Please copy out every line of the material below exactly as it is, leaving out the pictures.

- **LISTED RECORDS**
◇ ◇ ◇ ◇ ◇ ◇ ◇

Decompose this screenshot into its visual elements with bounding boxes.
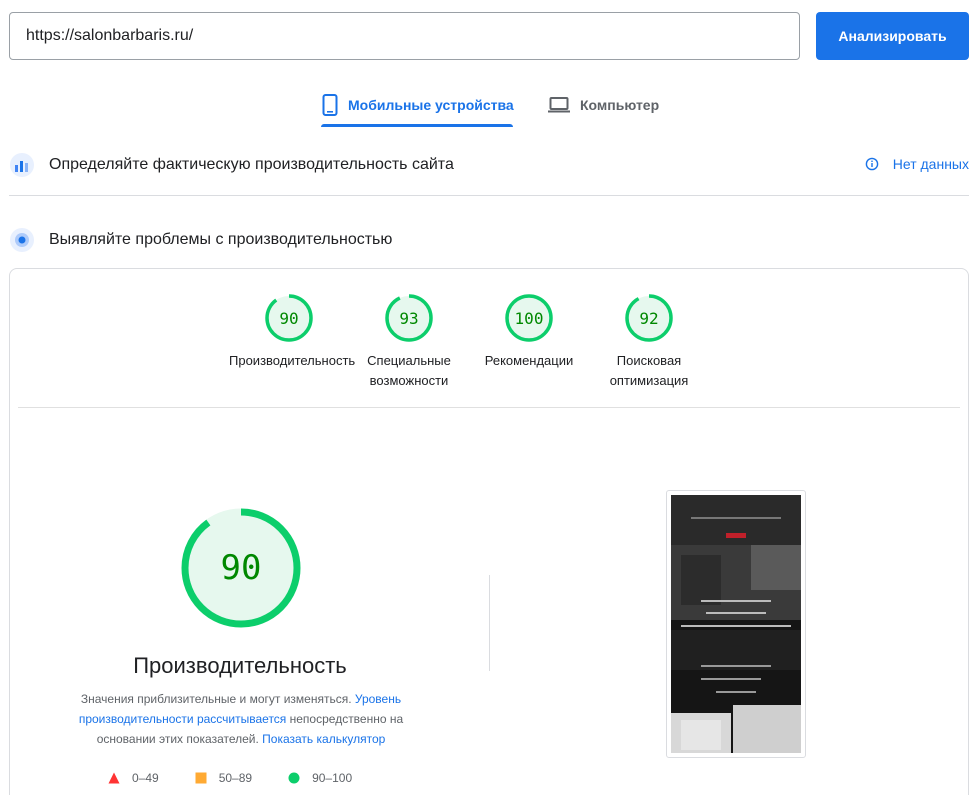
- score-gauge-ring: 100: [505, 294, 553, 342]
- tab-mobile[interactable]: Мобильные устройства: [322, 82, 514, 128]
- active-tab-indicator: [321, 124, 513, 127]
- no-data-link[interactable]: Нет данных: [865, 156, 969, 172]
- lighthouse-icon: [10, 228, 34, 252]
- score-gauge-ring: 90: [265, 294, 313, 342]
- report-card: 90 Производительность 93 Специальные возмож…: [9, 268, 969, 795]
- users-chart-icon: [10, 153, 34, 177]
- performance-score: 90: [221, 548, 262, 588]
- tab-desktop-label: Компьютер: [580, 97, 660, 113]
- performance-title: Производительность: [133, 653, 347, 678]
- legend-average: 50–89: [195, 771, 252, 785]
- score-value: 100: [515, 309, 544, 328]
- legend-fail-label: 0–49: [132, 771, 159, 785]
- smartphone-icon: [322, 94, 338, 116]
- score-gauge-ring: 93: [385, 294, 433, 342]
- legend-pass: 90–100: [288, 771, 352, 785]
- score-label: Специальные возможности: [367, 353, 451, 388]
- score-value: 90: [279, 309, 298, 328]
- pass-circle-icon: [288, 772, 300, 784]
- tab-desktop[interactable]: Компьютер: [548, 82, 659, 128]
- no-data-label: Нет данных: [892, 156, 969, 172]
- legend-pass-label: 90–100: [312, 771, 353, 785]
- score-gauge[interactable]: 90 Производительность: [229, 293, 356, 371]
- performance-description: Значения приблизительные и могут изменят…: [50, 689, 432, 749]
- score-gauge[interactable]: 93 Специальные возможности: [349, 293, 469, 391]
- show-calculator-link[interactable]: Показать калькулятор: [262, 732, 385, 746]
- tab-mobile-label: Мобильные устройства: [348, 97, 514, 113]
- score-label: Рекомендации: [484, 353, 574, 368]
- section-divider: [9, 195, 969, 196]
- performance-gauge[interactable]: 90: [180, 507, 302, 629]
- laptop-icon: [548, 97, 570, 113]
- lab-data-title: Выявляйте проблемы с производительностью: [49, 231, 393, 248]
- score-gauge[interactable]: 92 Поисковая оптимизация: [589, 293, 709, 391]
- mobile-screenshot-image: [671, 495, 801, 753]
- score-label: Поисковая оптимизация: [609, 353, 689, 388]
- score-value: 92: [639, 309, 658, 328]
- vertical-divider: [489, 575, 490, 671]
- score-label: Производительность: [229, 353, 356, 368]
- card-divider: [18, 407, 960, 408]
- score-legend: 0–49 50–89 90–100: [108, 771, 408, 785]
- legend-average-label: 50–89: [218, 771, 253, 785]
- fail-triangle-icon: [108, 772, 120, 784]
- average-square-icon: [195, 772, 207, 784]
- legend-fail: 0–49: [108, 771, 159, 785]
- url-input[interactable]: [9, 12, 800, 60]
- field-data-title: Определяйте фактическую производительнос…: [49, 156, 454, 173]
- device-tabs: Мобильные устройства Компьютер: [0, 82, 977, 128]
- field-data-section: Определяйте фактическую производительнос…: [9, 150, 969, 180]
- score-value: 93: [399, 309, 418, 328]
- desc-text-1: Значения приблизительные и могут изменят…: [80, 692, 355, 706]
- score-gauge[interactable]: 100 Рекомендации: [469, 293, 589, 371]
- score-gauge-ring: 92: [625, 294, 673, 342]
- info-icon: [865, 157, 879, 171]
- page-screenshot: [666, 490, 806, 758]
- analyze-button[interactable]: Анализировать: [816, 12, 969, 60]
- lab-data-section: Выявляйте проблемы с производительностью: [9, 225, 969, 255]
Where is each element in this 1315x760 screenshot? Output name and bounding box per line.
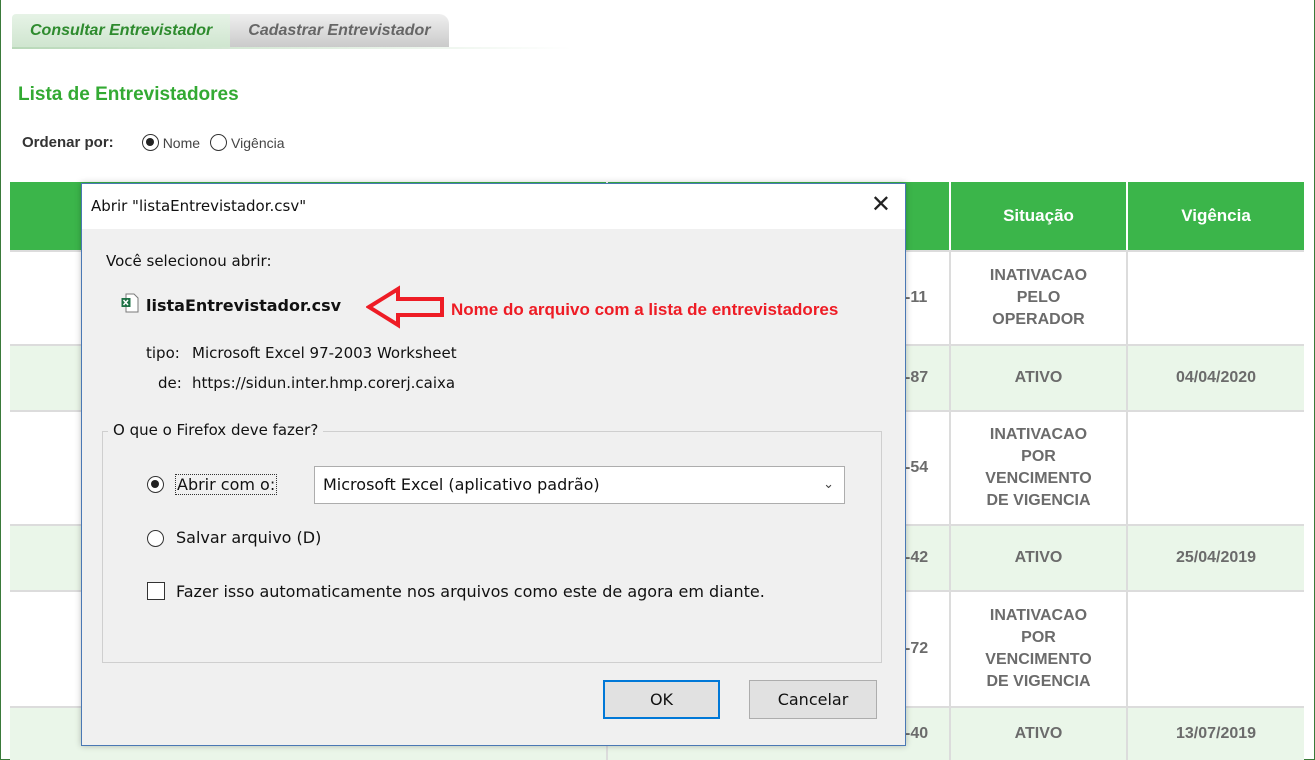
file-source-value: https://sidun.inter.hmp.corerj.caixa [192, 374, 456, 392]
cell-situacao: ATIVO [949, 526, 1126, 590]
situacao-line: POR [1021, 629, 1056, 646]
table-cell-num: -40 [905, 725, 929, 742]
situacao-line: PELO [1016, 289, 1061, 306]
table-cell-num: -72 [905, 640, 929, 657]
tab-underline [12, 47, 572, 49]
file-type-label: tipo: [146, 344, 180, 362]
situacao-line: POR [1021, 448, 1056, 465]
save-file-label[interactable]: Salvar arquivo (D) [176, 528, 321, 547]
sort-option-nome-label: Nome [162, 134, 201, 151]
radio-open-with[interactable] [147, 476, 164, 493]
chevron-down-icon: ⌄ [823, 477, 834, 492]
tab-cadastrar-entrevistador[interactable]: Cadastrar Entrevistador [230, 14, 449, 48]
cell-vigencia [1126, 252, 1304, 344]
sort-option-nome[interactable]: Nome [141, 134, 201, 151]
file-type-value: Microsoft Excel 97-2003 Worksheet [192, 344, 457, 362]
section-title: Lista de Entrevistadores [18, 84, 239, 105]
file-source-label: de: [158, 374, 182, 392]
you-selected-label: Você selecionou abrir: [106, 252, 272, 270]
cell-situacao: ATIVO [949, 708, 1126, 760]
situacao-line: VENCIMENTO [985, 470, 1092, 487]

◇ ◇ ◇ ◇ ◇ ◇ ◇

- **CORRECT RESULT**
Decompose this screenshot into its visual elements with bounding boxes.
- score-gauge-ring: 100: [505, 294, 553, 342]
- tab-mobile[interactable]: Мобильные устройства: [322, 82, 514, 128]
- active-tab-indicator: [321, 124, 513, 127]
- no-data-link[interactable]: Нет данных: [865, 156, 969, 172]
- lighthouse-icon: [10, 228, 34, 252]
- score-gauge-ring: 90: [265, 294, 313, 342]
- report-card: 90 Производительность 93 Специальные возмож…: [9, 268, 969, 795]
- users-chart-icon: [10, 153, 34, 177]
- performance-score: 90: [221, 548, 262, 588]
- tab-desktop-label: Компьютер: [580, 97, 660, 113]
- performance-title: Производительность: [133, 653, 347, 678]
- legend-average: 50–89: [195, 771, 252, 785]
- score-value: 100: [515, 309, 544, 328]
- legend-fail-label: 0–49: [132, 771, 159, 785]
- smartphone-icon: [322, 94, 338, 116]
- score-gauge-ring: 93: [385, 294, 433, 342]
- legend-pass: 90–100: [288, 771, 352, 785]
- score-label: Специальные возможности: [367, 353, 451, 388]
- score-value: 90: [279, 309, 298, 328]
- pass-circle-icon: [288, 772, 300, 784]
- tab-desktop[interactable]: Компьютер: [548, 82, 659, 128]
- no-data-label: Нет данных: [892, 156, 969, 172]
- legend-pass-label: 90–100: [312, 771, 353, 785]
- score-gauge[interactable]: 90 Производительность: [229, 293, 356, 371]
- performance-description: Значения приблизительные и могут изменят…: [50, 689, 432, 749]
- score-gauge[interactable]: 93 Специальные возможности: [349, 293, 469, 391]
- show-calculator-link[interactable]: Показать калькулятор: [262, 732, 385, 746]
- tab-mobile-label: Мобильные устройства: [348, 97, 514, 113]
- score-label: Рекомендации: [484, 353, 574, 368]
- section-divider: [9, 195, 969, 196]
- performance-gauge[interactable]: 90: [180, 507, 302, 629]
- laptop-icon: [548, 97, 570, 113]
- lab-data-title: Выявляйте проблемы с производительностью: [49, 231, 393, 248]
- score-gauge[interactable]: 92 Поисковая оптимизация: [589, 293, 709, 391]
- mobile-screenshot-image: [671, 495, 801, 753]
- score-label: Поисковая оптимизация: [609, 353, 689, 388]
- score-value: 92: [639, 309, 658, 328]
- vertical-divider: [489, 575, 490, 671]
- score-label: Производительность: [229, 353, 356, 368]
- card-divider: [18, 407, 960, 408]
- score-legend: 0–49 50–89 90–100: [108, 771, 408, 785]
- legend-average-label: 50–89: [218, 771, 253, 785]
- fail-triangle-icon: [108, 772, 120, 784]
- average-square-icon: [195, 772, 207, 784]
- legend-fail: 0–49: [108, 771, 159, 785]
- url-input[interactable]: [9, 12, 800, 60]
- field-data-title: Определяйте фактическую производительнос…: [49, 156, 454, 173]
- device-tabs: Мобильные устройства Компьютер: [0, 82, 977, 128]
- field-data-section: Определяйте фактическую производительнос…: [9, 150, 969, 180]
- score-value: 93: [399, 309, 418, 328]
- desc-text-1: Значения приблизительные и могут изменят…: [80, 692, 355, 706]
- score-gauge[interactable]: 100 Рекомендации: [469, 293, 589, 371]
- score-gauge-ring: 92: [625, 294, 673, 342]
- info-icon: [865, 157, 879, 171]
- page-screenshot: [666, 490, 806, 758]
- analyze-button[interactable]: Анализировать: [816, 12, 969, 60]
- lab-data-section: Выявляйте проблемы с производительностью: [9, 225, 969, 255]
Where is each element in this 1315x760 screenshot? Output name and bounding box per line.
file-source-value: https://sidun.inter.hmp.corerj.caixa [192, 374, 456, 392]
cell-situacao: ATIVO [949, 526, 1126, 590]
situacao-line: POR [1021, 629, 1056, 646]
table-cell-num: -40 [905, 725, 929, 742]
situacao-line: PELO [1016, 289, 1061, 306]
table-cell-num: -72 [905, 640, 929, 657]
tab-underline [12, 47, 572, 49]
file-type-label: tipo: [146, 344, 180, 362]
situacao-line: POR [1021, 448, 1056, 465]
save-file-label[interactable]: Salvar arquivo (D) [176, 528, 321, 547]
sort-option-nome-label: Nome [162, 134, 201, 151]
radio-open-with[interactable] [147, 476, 164, 493]
chevron-down-icon: ⌄ [823, 477, 834, 492]
tab-cadastrar-entrevistador[interactable]: Cadastrar Entrevistador [230, 14, 449, 48]
cell-vigencia [1126, 252, 1304, 344]
sort-option-nome[interactable]: Nome [141, 134, 201, 151]
file-type-value: Microsoft Excel 97-2003 Worksheet [192, 344, 457, 362]
section-title: Lista de Entrevistadores [18, 84, 239, 105]
file-source-label: de: [158, 374, 182, 392]
you-selected-label: Você selecionou abrir: [106, 252, 272, 270]
cell-situacao: ATIVO [949, 708, 1126, 760]
situacao-line: VENCIMENTO [985, 470, 1092, 487]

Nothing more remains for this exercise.